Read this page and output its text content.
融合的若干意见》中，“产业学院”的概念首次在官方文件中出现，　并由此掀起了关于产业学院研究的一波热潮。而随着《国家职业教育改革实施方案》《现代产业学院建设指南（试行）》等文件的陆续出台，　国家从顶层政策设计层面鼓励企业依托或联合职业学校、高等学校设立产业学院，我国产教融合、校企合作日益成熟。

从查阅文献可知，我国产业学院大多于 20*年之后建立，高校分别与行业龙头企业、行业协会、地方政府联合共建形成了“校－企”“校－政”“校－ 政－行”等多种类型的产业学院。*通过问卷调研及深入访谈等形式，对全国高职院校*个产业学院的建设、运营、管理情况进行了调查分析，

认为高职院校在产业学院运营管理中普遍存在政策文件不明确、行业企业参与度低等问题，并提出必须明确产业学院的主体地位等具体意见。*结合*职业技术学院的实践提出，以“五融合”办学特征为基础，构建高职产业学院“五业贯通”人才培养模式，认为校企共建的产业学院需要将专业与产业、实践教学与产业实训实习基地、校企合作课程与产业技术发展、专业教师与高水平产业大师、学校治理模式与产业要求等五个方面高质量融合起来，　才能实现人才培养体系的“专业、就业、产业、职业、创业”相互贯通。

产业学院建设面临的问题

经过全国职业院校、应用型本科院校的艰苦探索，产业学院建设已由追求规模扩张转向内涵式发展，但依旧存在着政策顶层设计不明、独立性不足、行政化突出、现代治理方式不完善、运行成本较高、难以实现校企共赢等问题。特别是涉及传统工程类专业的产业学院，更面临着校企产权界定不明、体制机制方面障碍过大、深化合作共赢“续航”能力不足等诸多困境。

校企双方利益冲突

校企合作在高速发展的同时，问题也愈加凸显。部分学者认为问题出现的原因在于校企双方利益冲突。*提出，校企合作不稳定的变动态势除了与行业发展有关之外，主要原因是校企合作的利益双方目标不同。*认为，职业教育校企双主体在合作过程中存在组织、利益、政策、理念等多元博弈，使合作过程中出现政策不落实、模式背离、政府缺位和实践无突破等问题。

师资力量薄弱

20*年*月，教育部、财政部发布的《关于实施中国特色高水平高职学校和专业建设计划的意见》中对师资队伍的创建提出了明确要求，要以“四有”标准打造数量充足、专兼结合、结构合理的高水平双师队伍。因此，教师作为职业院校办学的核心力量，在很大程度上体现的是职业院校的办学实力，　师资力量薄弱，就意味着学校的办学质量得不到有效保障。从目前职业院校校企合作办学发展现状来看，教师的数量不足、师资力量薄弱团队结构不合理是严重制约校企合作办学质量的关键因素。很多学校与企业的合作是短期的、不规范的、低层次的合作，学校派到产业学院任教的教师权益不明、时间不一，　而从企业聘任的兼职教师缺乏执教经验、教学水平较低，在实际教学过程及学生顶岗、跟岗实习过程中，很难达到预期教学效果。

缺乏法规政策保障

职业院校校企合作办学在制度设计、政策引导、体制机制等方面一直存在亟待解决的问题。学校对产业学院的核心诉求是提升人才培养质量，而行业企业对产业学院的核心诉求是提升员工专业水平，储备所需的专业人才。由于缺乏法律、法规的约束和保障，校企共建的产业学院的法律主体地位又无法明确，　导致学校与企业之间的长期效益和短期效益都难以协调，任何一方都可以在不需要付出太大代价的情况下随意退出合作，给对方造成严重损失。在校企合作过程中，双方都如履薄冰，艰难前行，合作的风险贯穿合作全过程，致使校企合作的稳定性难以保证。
○ ○ ○ ○ ○
• Objective: Quote all the records. Keep every word exact.

• Correct result:
Read this page and output its text content.
融合的若干意见》中，“产业学院”的概念首次在官方文件中出现，　并由此掀起了关于产业学院研究的一波热潮。而随着《国家职业教育改革实施方案》《现代产业学院建设指南（试行）》等文件的陆续出台，　国家从顶层政策设计层面鼓励企业依托或联合职业学校、高等学校设立产业学院，我国产教融合、校企合作日益成熟。

从查阅文献可知，我国产业学院大多于 20*年之后建立，高校分别与行业龙头企业、行业协会、地方政府联合共建形成了“校－企”“校－政”“校－ 政－行”等多种类型的产业学院。*通过问卷调研及深入访谈等形式，对全国高职院校*个产业学院的建设、运营、管理情况进行了调查分析，

认为高职院校在产业学院运营管理中普遍存在政策文件不明确、行业企业参与度低等问题，并提出必须明确产业学院的主体地位等具体意见。*结合*职业技术学院的实践提出，以“五融合”办学特征为基础，构建高职产业学院“五业贯通”人才培养模式，认为校企共建的产业学院需要将专业与产业、实践教学与产业实训实习基地、校企合作课程与产业技术发展、专业教师与高水平产业大师、学校治理模式与产业要求等五个方面高质量融合起来，　才能实现人才培养体系的“专业、就业、产业、职业、创业”相互贯通。

产业学院建设面临的问题

经过全国职业院校、应用型本科院校的艰苦探索，产业学院建设已由追求规模扩张转向内涵式发展，但依旧存在着政策顶层设计不明、独立性不足、行政化突出、现代治理方式不完善、运行成本较高、难以实现校企共赢等问题。特别是涉及传统工程类专业的产业学院，更面临着校企产权界定不明、体制机制方面障碍过大、深化合作共赢“续航”能力不足等诸多困境。

校企双方利益冲突

校企合作在高速发展的同时，问题也愈加凸显。部分学者认为问题出现的原因在于校企双方利益冲突。*提出，校企合作不稳定的变动态势除了与行业发展有关之外，主要原因是校企合作的利益双方目标不同。*认为，职业教育校企双主体在合作过程中存在组织、利益、政策、理念等多元博弈，使合作过程中出现政策不落实、模式背离、政府缺位和实践无突破等问题。

师资力量薄弱

20*年*月，教育部、财政部发布的《关于实施中国特色高水平高职学校和专业建设计划的意见》中对师资队伍的创建提出了明确要求，要以“四有”标准打造数量充足、专兼结合、结构合理的高水平双师队伍。因此，教师作为职业院校办学的核心力量，在很大程度上体现的是职业院校的办学实力，　师资力量薄弱，就意味着学校的办学质量得不到有效保障。从目前职业院校校企合作办学发展现状来看，教师的数量不足、师资力量薄弱团队结构不合理是严重制约校企合作办学质量的关键因素。很多学校与企业的合作是短期的、不规范的、低层次的合作，学校派到产业学院任教的教师权益不明、时间不一，　而从企业聘任的兼职教师缺乏执教经验、教学水平较低，在实际教学过程及学生顶岗、跟岗实习过程中，很难达到预期教学效果。

缺乏法规政策保障

职业院校校企合作办学在制度设计、政策引导、体制机制等方面一直存在亟待解决的问题。学校对产业学院的核心诉求是提升人才培养质量，而行业企业对产业学院的核心诉求是提升员工专业水平，储备所需的专业人才。由于缺乏法律、法规的约束和保障，校企共建的产业学院的法律主体地位又无法明确，　导致学校与企业之间的长期效益和短期效益都难以协调，任何一方都可以在不需要付出太大代价的情况下随意退出合作，给对方造成严重损失。在校企合作过程中，双方都如履薄冰，艰难前行，合作的风险贯穿合作全过程，致使校企合作的稳定性难以保证。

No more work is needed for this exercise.